__What you will do__
Note each line where "Task" appears, and copy it.

__Records__
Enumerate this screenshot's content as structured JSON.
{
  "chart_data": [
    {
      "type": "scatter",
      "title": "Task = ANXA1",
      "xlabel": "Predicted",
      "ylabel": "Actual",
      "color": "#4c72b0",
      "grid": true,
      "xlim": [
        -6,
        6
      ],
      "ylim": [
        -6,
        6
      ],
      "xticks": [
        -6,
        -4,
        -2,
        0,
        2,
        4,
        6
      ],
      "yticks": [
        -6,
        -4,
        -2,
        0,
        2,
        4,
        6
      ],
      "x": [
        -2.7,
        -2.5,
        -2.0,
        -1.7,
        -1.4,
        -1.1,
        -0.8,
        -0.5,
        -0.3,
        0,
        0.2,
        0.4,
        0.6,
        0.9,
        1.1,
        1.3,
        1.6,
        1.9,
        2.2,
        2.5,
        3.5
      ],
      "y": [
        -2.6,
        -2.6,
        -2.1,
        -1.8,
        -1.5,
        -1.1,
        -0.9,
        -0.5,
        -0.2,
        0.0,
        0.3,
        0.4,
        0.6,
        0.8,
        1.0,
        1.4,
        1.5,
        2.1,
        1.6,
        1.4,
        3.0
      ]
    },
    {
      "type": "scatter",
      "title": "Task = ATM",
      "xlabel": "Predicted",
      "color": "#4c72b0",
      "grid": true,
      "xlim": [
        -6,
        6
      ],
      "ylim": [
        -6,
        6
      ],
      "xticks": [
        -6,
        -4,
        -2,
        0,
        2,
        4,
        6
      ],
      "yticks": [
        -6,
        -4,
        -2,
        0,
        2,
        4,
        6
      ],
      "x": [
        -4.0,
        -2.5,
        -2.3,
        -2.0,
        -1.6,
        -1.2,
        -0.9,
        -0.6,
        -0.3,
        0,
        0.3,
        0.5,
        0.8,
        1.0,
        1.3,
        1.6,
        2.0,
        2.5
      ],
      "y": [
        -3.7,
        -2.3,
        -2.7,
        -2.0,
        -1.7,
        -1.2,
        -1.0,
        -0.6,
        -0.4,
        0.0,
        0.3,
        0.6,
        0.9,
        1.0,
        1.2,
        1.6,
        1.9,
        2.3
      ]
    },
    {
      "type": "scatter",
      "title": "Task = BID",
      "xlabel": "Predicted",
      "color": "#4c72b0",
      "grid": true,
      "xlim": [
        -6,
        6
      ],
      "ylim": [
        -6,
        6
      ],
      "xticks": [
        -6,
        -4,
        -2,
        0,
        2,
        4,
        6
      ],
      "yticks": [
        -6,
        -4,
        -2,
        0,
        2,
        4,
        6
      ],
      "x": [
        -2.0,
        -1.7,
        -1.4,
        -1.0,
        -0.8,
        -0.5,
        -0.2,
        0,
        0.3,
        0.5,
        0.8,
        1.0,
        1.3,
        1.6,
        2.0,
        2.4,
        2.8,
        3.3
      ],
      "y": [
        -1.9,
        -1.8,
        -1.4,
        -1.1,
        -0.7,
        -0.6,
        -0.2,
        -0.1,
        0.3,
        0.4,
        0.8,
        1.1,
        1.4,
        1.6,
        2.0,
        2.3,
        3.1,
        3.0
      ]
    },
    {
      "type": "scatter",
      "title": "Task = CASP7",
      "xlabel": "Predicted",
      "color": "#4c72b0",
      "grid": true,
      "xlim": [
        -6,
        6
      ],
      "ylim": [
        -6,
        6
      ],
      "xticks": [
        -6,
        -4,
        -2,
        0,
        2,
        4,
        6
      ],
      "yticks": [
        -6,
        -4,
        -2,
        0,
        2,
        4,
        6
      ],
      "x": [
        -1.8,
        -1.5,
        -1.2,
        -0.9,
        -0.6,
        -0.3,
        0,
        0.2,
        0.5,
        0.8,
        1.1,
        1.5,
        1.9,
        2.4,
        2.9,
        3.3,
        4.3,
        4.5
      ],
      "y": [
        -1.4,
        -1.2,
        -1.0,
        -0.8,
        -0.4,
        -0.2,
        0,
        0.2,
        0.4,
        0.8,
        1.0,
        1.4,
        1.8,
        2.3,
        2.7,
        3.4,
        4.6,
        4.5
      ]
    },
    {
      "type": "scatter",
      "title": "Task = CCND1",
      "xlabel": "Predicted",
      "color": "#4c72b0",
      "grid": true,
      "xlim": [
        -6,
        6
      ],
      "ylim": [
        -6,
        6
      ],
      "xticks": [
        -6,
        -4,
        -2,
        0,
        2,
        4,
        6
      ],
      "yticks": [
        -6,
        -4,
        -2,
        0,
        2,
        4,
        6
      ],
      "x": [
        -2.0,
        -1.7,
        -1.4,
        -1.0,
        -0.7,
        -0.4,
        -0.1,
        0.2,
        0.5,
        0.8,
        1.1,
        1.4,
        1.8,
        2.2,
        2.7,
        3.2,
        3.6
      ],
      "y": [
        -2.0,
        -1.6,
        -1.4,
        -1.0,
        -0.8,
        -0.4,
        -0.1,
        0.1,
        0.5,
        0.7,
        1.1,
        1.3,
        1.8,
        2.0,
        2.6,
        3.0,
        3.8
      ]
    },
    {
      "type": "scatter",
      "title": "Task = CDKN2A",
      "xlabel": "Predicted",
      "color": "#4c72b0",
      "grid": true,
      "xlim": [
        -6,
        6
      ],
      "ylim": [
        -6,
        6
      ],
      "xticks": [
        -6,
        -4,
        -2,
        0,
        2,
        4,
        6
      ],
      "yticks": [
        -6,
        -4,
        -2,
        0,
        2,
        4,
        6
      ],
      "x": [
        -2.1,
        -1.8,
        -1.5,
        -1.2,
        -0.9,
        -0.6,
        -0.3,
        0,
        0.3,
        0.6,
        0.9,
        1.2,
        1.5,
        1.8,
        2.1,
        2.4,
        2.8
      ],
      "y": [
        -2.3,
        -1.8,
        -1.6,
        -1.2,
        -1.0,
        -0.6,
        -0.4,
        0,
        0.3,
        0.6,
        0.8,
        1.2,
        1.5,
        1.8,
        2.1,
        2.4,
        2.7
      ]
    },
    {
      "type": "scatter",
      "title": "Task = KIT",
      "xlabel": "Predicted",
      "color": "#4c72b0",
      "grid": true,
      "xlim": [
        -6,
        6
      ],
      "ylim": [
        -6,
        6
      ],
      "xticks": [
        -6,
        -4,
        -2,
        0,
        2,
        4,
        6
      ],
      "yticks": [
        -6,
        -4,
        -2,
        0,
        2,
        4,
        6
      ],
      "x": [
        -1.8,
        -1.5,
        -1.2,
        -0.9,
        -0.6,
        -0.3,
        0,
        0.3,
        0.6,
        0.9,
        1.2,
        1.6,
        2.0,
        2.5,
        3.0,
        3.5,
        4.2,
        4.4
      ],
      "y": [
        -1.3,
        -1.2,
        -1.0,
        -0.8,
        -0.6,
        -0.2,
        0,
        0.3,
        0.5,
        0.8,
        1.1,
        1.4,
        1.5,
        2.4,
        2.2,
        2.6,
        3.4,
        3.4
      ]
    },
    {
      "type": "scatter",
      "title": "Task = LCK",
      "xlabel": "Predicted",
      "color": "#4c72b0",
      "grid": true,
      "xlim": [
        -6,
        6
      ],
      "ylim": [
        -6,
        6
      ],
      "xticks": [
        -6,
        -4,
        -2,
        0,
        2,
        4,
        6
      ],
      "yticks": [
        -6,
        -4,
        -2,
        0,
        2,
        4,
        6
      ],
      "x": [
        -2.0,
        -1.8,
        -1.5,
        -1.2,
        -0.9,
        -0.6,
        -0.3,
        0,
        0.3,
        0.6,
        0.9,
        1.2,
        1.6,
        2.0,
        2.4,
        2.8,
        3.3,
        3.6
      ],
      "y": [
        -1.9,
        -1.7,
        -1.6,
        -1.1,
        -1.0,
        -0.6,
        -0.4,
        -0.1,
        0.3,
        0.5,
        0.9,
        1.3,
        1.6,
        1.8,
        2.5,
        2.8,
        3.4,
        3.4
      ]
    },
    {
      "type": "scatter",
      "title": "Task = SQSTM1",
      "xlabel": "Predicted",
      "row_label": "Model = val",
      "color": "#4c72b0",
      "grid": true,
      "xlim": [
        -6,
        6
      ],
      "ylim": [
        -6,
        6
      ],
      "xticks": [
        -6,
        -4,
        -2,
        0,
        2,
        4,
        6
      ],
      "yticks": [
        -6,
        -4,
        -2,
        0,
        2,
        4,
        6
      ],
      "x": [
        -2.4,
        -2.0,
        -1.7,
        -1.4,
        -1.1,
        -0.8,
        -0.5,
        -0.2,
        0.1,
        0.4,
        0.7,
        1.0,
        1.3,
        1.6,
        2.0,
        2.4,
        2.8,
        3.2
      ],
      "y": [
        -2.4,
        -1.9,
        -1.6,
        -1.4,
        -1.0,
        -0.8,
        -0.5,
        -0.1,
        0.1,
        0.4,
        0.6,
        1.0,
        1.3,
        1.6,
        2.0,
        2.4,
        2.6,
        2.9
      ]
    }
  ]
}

__Response to the exercise__
      "title": "Task = ANXA1",
      "title": "Task = ATM",
      "title": "Task = BID",
      "title": "Task = CASP7",
      "title": "Task = CCND1",
      "title": "Task = CDKN2A",
      "title": "Task = KIT",
      "title": "Task = LCK",
      "title": "Task = SQSTM1",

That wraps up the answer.